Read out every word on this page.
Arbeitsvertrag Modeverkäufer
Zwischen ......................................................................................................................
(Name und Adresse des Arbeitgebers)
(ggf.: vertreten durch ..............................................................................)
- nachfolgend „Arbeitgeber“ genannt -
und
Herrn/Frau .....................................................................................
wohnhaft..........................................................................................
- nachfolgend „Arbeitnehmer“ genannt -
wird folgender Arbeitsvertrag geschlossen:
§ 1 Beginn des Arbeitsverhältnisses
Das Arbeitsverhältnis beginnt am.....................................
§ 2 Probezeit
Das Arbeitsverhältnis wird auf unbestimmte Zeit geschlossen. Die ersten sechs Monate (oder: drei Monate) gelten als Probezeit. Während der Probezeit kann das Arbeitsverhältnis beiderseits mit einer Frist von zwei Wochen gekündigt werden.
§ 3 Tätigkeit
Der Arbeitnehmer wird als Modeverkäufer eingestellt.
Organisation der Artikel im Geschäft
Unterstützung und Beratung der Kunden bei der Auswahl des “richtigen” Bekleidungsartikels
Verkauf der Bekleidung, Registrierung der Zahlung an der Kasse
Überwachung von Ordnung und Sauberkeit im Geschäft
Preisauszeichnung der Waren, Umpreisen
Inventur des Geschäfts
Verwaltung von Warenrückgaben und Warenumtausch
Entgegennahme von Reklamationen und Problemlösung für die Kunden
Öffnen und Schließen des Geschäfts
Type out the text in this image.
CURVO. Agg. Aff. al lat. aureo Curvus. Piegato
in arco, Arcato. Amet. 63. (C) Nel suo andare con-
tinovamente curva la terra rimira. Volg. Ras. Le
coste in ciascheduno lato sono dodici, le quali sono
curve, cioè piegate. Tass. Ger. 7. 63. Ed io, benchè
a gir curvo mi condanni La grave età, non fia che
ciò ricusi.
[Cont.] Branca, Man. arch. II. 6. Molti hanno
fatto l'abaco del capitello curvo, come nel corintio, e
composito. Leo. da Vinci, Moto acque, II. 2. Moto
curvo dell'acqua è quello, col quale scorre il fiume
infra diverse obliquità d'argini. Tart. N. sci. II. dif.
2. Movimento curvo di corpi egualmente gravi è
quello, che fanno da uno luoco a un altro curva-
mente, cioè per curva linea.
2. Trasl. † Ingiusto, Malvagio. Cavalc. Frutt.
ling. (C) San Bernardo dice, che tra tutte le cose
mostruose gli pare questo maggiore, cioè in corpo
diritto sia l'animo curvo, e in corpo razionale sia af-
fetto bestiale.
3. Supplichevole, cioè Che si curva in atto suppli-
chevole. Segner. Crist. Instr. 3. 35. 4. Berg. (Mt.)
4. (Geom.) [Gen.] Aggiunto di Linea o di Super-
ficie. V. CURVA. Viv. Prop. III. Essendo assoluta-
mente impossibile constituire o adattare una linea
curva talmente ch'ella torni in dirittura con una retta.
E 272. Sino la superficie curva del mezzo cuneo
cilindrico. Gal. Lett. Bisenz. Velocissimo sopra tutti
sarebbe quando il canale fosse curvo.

• Exercise prompt
Give only the number of lines in the records that contain the string "Arbeitnehmer".

• Answer for the task
2